Reproduce every row below with each "interactable" switched to "clickable" and nothing else altered. Leave the pictures out.

***** RECORDS FOR THIS EXERCISE *****

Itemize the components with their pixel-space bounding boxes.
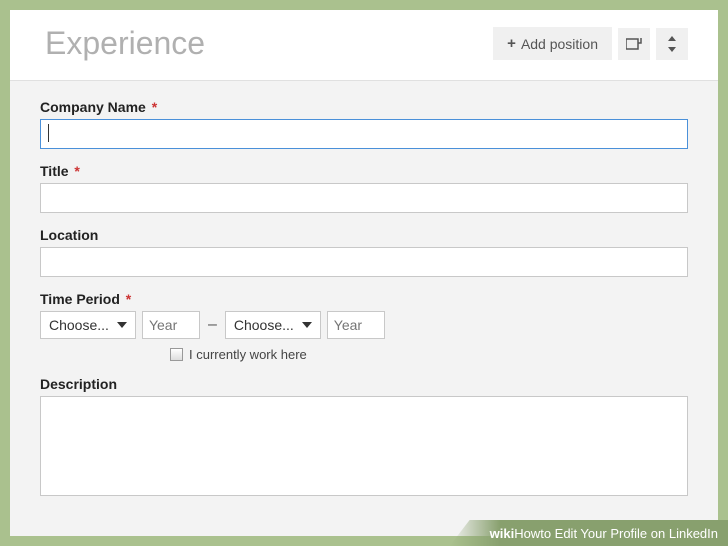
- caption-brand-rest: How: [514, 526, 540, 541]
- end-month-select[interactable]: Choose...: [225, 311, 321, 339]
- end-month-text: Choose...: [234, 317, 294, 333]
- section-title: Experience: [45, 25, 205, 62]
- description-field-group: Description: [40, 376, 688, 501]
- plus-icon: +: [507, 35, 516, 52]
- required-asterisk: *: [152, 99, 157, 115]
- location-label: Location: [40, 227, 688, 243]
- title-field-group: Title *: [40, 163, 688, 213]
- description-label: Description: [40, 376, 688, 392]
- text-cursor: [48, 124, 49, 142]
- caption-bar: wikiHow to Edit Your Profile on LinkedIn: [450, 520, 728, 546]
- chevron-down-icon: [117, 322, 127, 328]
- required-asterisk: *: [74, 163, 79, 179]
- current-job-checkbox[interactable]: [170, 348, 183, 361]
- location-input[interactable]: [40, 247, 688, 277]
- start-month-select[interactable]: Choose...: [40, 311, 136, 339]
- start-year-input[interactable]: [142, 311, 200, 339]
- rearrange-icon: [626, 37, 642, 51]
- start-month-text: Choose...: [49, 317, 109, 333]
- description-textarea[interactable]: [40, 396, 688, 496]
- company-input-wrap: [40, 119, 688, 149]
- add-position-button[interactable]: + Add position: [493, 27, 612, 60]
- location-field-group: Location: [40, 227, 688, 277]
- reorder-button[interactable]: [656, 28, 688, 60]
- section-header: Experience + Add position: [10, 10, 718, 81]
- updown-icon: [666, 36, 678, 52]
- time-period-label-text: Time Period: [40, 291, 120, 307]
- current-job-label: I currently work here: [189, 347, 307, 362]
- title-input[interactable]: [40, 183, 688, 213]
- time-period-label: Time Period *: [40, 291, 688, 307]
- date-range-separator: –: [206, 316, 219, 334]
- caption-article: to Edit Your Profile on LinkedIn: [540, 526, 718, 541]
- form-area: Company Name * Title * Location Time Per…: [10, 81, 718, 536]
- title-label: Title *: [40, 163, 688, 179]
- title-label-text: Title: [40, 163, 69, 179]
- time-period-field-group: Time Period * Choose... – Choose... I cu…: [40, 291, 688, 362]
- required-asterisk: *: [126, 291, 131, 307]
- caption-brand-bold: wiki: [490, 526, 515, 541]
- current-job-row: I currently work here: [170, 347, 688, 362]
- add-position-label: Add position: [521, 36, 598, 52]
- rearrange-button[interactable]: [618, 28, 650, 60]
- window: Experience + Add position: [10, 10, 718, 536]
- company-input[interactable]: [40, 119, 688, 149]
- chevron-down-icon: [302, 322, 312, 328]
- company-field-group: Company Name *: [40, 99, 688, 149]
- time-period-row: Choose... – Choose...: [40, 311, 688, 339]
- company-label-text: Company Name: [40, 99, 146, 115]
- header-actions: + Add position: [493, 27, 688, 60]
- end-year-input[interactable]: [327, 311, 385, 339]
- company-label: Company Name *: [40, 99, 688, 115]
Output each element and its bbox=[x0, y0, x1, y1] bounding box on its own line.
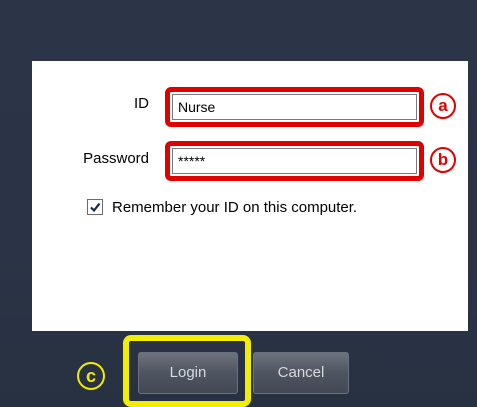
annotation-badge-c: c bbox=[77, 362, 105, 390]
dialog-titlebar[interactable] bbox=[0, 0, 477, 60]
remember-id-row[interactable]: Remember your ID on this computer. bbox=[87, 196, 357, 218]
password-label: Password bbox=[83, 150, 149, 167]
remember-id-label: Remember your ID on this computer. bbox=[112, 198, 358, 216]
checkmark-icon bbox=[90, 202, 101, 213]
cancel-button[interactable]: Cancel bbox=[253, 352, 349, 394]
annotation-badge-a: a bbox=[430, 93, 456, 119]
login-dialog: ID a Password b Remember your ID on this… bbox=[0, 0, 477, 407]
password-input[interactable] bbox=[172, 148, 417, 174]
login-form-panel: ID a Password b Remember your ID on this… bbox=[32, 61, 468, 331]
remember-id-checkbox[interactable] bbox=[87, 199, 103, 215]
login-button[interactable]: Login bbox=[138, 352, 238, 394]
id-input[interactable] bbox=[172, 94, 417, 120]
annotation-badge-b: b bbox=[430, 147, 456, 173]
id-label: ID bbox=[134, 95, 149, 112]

*****

• _EXERCISE RESULT_
Itemize the components with their pixel-space bounding boxes.
- caption-brand-rest: How: [514, 526, 540, 541]
- end-month-select[clickable]: Choose...: [225, 311, 321, 339]
- end-month-text: Choose...: [234, 317, 294, 333]
- section-title: Experience: [45, 25, 205, 62]
- description-field-group: Description: [40, 376, 688, 501]
- plus-icon: +: [507, 35, 516, 52]
- required-asterisk: *: [152, 99, 157, 115]
- location-label: Location: [40, 227, 688, 243]
- title-field-group: Title *: [40, 163, 688, 213]
- description-label: Description: [40, 376, 688, 392]
- text-cursor: [48, 124, 49, 142]
- caption-bar: wikiHow to Edit Your Profile on LinkedIn: [450, 520, 728, 546]
- chevron-down-icon: [117, 322, 127, 328]
- required-asterisk: *: [74, 163, 79, 179]
- current-job-checkbox[clickable]: [170, 348, 183, 361]
- location-input[clickable]: [40, 247, 688, 277]
- start-month-select[clickable]: Choose...: [40, 311, 136, 339]
- start-year-input[clickable]: [142, 311, 200, 339]
- rearrange-icon: [626, 37, 642, 51]
- start-month-text: Choose...: [49, 317, 109, 333]
- description-textarea[clickable]: [40, 396, 688, 496]
- company-input-wrap: [40, 119, 688, 149]
- add-position-button[clickable]: + Add position: [493, 27, 612, 60]
- location-field-group: Location: [40, 227, 688, 277]
- reorder-button[clickable]: [656, 28, 688, 60]
- section-header: Experience + Add position: [10, 10, 718, 81]
- updown-icon: [666, 36, 678, 52]
- time-period-label-text: Time Period: [40, 291, 120, 307]
- current-job-label: I currently work here: [189, 347, 307, 362]
- title-input[clickable]: [40, 183, 688, 213]
- time-period-label: Time Period *: [40, 291, 688, 307]
- date-range-separator: –: [206, 316, 219, 334]
- caption-article: to Edit Your Profile on LinkedIn: [540, 526, 718, 541]
- form-area: Company Name * Title * Location Time Per…: [10, 81, 718, 536]
- title-label: Title *: [40, 163, 688, 179]
- title-label-text: Title: [40, 163, 69, 179]
- time-period-field-group: Time Period * Choose... – Choose... I cu…: [40, 291, 688, 362]
- required-asterisk: *: [126, 291, 131, 307]
- caption-brand-bold: wiki: [490, 526, 515, 541]
- current-job-row: I currently work here: [170, 347, 688, 362]
- add-position-label: Add position: [521, 36, 598, 52]
- rearrange-button[clickable]: [618, 28, 650, 60]
- window: Experience + Add position: [10, 10, 718, 536]
- company-input[clickable]: [40, 119, 688, 149]
- chevron-down-icon: [302, 322, 312, 328]
- company-field-group: Company Name *: [40, 99, 688, 149]
- time-period-row: Choose... – Choose...: [40, 311, 688, 339]
- company-label-text: Company Name: [40, 99, 146, 115]
- header-actions: + Add position: [493, 27, 688, 60]
- end-year-input[clickable]: [327, 311, 385, 339]
- company-label: Company Name *: [40, 99, 688, 115]
Output each element and its bbox=[x0, y0, x1, y1] bounding box on its own line.
annotation-badge-c: c bbox=[77, 362, 105, 390]
dialog-titlebar[clickable] bbox=[0, 0, 477, 60]
remember-id-row[clickable]: Remember your ID on this computer. bbox=[87, 196, 357, 218]
password-label: Password bbox=[83, 150, 149, 167]
remember-id-label: Remember your ID on this computer. bbox=[112, 198, 358, 216]
checkmark-icon bbox=[90, 202, 101, 213]
cancel-button[clickable]: Cancel bbox=[253, 352, 349, 394]
annotation-badge-a: a bbox=[430, 93, 456, 119]
login-dialog: ID a Password b Remember your ID on this… bbox=[0, 0, 477, 407]
password-input[clickable] bbox=[172, 148, 417, 174]
login-form-panel: ID a Password b Remember your ID on this… bbox=[32, 61, 468, 331]
remember-id-checkbox[clickable] bbox=[87, 199, 103, 215]
login-button[clickable]: Login bbox=[138, 352, 238, 394]
id-input[clickable] bbox=[172, 94, 417, 120]
annotation-badge-b: b bbox=[430, 147, 456, 173]
id-label: ID bbox=[134, 95, 149, 112]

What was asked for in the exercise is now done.